- [RAW RECORDS]
________

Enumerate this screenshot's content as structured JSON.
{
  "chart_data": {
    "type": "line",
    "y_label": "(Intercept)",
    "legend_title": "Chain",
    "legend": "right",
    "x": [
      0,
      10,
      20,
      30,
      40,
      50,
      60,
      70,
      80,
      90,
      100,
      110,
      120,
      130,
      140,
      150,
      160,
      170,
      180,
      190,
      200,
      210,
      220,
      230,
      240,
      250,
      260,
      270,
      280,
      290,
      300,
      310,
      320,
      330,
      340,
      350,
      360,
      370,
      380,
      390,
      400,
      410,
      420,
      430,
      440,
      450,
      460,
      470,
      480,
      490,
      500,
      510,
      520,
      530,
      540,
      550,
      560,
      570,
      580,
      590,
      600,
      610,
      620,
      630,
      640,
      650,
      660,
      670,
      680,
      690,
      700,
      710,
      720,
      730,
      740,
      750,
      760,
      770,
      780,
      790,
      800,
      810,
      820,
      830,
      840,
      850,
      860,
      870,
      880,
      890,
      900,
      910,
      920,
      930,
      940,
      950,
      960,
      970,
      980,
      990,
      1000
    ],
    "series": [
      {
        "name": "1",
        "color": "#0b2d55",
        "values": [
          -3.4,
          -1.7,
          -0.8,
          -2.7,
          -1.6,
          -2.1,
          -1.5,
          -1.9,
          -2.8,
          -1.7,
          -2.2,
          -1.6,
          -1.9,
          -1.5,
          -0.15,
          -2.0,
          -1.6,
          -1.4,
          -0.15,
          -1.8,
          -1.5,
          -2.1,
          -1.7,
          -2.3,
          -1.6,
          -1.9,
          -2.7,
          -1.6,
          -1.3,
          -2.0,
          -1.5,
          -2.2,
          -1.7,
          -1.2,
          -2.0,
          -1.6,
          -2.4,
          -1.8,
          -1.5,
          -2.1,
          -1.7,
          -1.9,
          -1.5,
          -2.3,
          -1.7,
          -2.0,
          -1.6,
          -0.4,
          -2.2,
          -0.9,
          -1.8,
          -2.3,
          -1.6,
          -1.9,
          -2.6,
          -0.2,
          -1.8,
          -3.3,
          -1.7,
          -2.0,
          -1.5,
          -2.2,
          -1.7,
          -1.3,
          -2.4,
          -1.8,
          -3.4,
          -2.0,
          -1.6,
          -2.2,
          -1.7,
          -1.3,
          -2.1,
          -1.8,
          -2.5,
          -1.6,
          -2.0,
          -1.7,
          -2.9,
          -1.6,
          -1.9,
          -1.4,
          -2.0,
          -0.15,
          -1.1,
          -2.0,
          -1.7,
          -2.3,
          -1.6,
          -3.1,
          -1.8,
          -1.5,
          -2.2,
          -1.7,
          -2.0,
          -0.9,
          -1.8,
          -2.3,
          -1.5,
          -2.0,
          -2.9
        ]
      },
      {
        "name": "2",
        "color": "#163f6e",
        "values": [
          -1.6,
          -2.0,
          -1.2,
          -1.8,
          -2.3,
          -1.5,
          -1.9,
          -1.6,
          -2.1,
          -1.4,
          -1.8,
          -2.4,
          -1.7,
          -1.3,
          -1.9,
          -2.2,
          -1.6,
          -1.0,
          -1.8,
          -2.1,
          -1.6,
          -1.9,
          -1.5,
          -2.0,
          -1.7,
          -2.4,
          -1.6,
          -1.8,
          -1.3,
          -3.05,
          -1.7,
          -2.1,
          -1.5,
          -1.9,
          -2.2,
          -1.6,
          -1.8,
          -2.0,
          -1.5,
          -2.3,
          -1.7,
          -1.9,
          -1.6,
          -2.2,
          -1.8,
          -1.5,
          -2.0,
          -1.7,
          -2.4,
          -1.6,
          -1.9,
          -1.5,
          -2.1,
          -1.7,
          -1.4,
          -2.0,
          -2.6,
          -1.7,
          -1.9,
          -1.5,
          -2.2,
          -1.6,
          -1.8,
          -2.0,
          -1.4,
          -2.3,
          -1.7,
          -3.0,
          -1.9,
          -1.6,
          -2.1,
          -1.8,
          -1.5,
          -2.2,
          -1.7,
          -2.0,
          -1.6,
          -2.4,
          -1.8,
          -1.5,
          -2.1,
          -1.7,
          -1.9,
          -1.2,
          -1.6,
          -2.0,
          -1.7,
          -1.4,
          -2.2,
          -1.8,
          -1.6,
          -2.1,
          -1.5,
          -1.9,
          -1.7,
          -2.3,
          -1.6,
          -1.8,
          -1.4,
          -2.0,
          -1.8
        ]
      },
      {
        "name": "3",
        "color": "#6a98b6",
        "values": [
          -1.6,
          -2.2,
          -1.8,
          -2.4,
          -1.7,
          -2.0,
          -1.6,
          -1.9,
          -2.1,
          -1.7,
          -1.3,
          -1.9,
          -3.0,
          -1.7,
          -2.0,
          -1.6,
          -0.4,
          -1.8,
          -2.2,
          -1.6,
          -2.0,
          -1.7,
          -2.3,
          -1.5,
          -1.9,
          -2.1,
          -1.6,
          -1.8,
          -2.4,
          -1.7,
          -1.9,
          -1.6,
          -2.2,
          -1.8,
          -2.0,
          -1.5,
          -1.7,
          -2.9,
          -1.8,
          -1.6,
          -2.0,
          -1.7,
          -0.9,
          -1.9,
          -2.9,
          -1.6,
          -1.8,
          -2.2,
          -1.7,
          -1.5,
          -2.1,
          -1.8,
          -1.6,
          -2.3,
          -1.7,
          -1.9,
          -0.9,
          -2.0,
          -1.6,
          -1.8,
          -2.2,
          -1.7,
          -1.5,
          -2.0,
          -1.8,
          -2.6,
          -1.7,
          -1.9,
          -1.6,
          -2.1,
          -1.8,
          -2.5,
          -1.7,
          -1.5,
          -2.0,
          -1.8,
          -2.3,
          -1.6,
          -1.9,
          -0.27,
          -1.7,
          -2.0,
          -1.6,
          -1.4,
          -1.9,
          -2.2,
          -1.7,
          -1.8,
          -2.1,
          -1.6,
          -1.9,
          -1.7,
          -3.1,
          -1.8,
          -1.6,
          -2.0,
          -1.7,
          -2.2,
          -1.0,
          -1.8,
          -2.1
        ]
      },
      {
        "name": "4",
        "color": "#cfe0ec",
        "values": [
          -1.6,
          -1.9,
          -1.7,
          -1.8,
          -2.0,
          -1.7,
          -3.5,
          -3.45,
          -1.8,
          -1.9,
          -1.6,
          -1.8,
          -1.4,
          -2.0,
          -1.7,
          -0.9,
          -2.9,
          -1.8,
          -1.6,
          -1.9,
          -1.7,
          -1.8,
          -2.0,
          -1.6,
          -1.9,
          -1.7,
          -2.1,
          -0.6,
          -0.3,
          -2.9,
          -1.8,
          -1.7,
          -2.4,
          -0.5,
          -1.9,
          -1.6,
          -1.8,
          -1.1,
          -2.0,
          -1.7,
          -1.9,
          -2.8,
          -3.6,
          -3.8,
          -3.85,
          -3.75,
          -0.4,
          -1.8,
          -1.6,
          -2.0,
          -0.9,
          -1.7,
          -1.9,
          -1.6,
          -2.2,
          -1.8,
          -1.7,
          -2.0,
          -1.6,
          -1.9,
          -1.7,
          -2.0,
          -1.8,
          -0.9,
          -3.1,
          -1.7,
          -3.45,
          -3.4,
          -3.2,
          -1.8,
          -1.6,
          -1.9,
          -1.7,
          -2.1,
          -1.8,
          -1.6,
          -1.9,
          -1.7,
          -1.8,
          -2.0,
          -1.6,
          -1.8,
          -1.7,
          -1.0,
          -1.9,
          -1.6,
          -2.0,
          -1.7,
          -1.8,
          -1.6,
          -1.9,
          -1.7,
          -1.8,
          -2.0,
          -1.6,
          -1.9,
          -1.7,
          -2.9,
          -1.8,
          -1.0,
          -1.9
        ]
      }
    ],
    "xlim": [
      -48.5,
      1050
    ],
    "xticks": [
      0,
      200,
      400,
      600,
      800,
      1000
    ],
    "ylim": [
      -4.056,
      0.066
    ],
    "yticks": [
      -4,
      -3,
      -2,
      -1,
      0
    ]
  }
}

________

- [WRITTEN INSTRUCTION]
Return each line among the entries that holds the word "color".

- [FULL ANSWER]
        "color": "#0b2d55",
        "color": "#163f6e",
        "color": "#6a98b6",
        "color": "#cfe0ec",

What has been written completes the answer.